DATA SUPPLIED.
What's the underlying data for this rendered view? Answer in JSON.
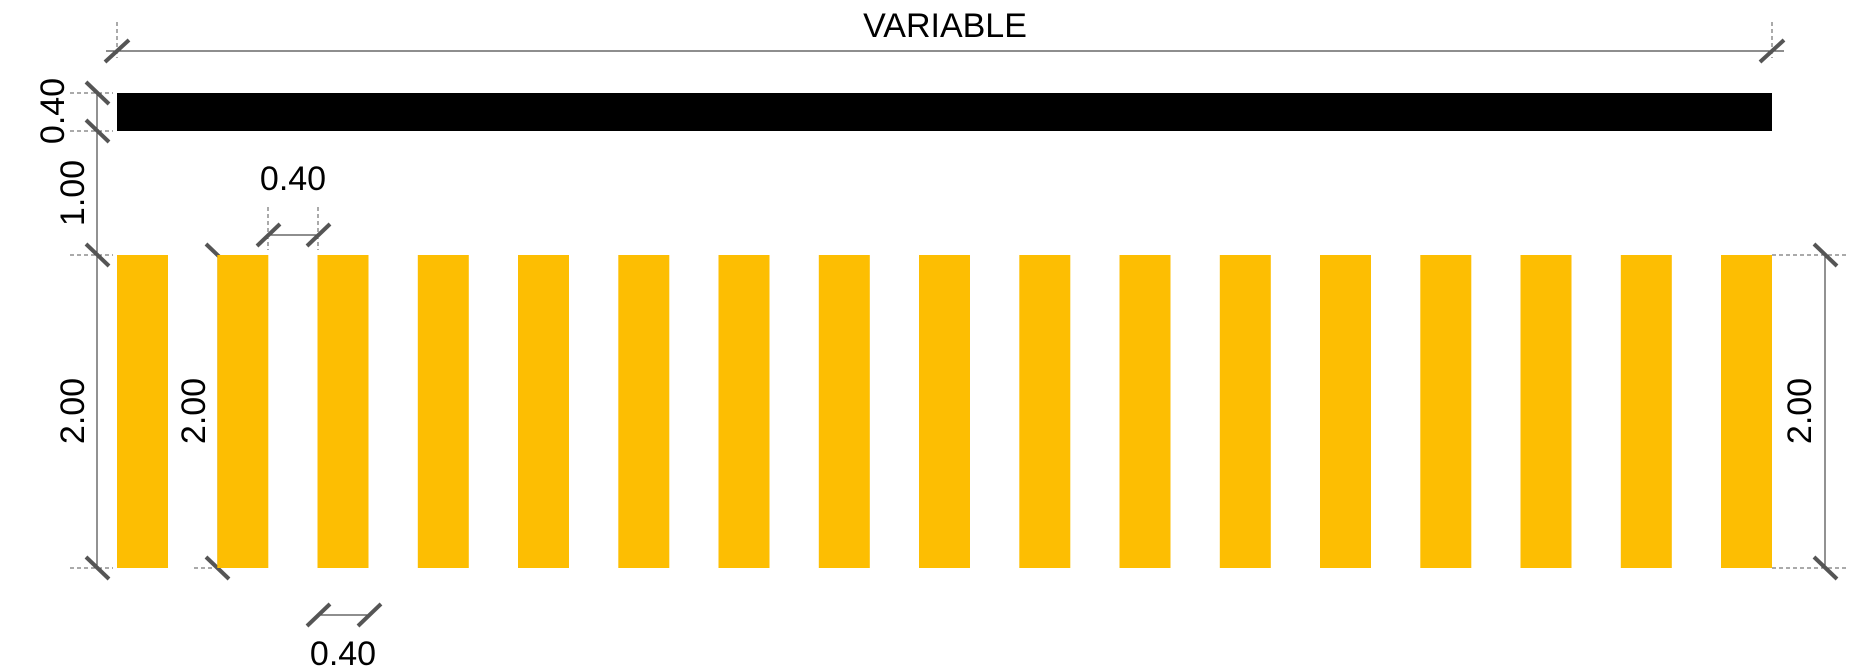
{
  "drawing": {
    "labels": {
      "total_length": "VARIABLE",
      "stop_line_width": "0.40",
      "gap_to_stripes": "1.00",
      "stripe_width": "0.40",
      "stripe_length_left": "2.00",
      "stripe_length_inner": "2.00",
      "stripe_length_right": "2.00",
      "stripe_gap": "0.40"
    },
    "colors": {
      "stop_line": "#000000",
      "stripe": "#FDBE02",
      "dimension": "#4a4a4a"
    },
    "stripe_count": 17
  }
}
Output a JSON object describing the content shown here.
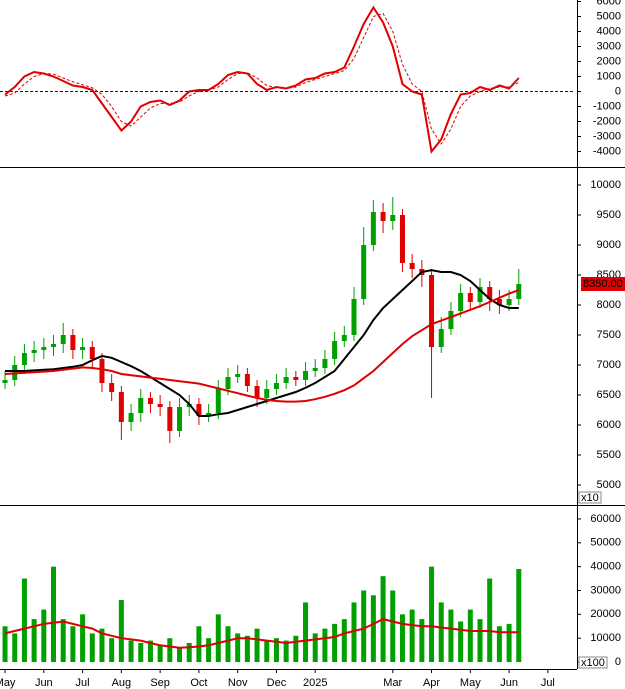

INSTRUCTION.
Copy out each record shown above without alteration, skipping any picture.

WRITTEN SOLUTION.
What's the underlying data for this rendered view? Answer in JSON.
{
  "drawing": {
    "labels": {
      "total_length": "VARIABLE",
      "stop_line_width": "0.40",
      "gap_to_stripes": "1.00",
      "stripe_width": "0.40",
      "stripe_length_left": "2.00",
      "stripe_length_inner": "2.00",
      "stripe_length_right": "2.00",
      "stripe_gap": "0.40"
    },
    "colors": {
      "stop_line": "#000000",
      "stripe": "#FDBE02",
      "dimension": "#4a4a4a"
    },
    "stripe_count": 17
  }
}
Output a JSON object describing the content shown here.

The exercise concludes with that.